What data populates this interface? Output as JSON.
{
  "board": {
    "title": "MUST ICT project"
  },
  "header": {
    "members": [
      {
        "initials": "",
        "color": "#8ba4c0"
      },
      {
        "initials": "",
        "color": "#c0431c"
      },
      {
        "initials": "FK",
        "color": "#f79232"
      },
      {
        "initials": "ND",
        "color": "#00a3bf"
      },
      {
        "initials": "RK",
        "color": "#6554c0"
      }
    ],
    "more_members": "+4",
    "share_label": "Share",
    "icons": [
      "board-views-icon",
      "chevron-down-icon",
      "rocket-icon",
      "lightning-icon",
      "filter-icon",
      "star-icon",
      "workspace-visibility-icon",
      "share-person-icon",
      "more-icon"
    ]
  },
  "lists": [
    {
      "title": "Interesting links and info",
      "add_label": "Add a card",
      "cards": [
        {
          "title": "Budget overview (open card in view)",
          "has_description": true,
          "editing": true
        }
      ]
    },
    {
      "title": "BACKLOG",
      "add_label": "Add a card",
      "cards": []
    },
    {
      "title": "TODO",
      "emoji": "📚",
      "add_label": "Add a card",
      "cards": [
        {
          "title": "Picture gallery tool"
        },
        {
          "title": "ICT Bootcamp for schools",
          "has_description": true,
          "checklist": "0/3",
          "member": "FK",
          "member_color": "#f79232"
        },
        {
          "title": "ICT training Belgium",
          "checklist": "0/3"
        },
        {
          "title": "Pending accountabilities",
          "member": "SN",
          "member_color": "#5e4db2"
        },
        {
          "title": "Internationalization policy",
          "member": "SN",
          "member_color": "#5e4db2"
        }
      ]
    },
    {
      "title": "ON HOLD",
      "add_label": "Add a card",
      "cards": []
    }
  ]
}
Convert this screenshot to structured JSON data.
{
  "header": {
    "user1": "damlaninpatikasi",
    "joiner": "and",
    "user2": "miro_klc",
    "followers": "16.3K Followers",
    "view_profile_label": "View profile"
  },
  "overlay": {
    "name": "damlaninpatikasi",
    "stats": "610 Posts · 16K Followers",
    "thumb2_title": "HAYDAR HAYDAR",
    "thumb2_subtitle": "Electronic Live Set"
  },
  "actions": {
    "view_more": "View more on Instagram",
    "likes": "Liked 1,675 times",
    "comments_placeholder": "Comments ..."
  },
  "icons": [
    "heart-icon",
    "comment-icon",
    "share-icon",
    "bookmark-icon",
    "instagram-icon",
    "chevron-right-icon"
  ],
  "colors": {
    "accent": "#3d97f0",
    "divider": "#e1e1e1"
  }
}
———
#### INSTRUCTIONS TO FOLLOW:
Extract the full listing above without altering anything.

#### RIGHT ANSWER:
What data populates this interface? Output as JSON.
{
  "board": {
    "title": "MUST ICT project"
  },
  "header": {
    "members": [
      {
        "initials": "",
        "color": "#8ba4c0"
      },
      {
        "initials": "",
        "color": "#c0431c"
      },
      {
        "initials": "FK",
        "color": "#f79232"
      },
      {
        "initials": "ND",
        "color": "#00a3bf"
      },
      {
        "initials": "RK",
        "color": "#6554c0"
      }
    ],
    "more_members": "+4",
    "share_label": "Share",
    "icons": [
      "board-views-icon",
      "chevron-down-icon",
      "rocket-icon",
      "lightning-icon",
      "filter-icon",
      "star-icon",
      "workspace-visibility-icon",
      "share-person-icon",
      "more-icon"
    ]
  },
  "lists": [
    {
      "title": "Interesting links and info",
      "add_label": "Add a card",
      "cards": [
        {
          "title": "Budget overview (open card in view)",
          "has_description": true,
          "editing": true
        }
      ]
    },
    {
      "title": "BACKLOG",
      "add_label": "Add a card",
      "cards": []
    },
    {
      "title": "TODO",
      "emoji": "📚",
      "add_label": "Add a card",
      "cards": [
        {
          "title": "Picture gallery tool"
        },
        {
          "title": "ICT Bootcamp for schools",
          "has_description": true,
          "checklist": "0/3",
          "member": "FK",
          "member_color": "#f79232"
        },
        {
          "title": "ICT training Belgium",
          "checklist": "0/3"
        },
        {
          "title": "Pending accountabilities",
          "member": "SN",
          "member_color": "#5e4db2"
        },
        {
          "title": "Internationalization policy",
          "member": "SN",
          "member_color": "#5e4db2"
        }
      ]
    },
    {
      "title": "ON HOLD",
      "add_label": "Add a card",
      "cards": []
    }
  ]
}
Convert this screenshot to structured JSON data.
{
  "header": {
    "user1": "damlaninpatikasi",
    "joiner": "and",
    "user2": "miro_klc",
    "followers": "16.3K Followers",
    "view_profile_label": "View profile"
  },
  "overlay": {
    "name": "damlaninpatikasi",
    "stats": "610 Posts · 16K Followers",
    "thumb2_title": "HAYDAR HAYDAR",
    "thumb2_subtitle": "Electronic Live Set"
  },
  "actions": {
    "view_more": "View more on Instagram",
    "likes": "Liked 1,675 times",
    "comments_placeholder": "Comments ..."
  },
  "icons": [
    "heart-icon",
    "comment-icon",
    "share-icon",
    "bookmark-icon",
    "instagram-icon",
    "chevron-right-icon"
  ],
  "colors": {
    "accent": "#3d97f0",
    "divider": "#e1e1e1"
  }
}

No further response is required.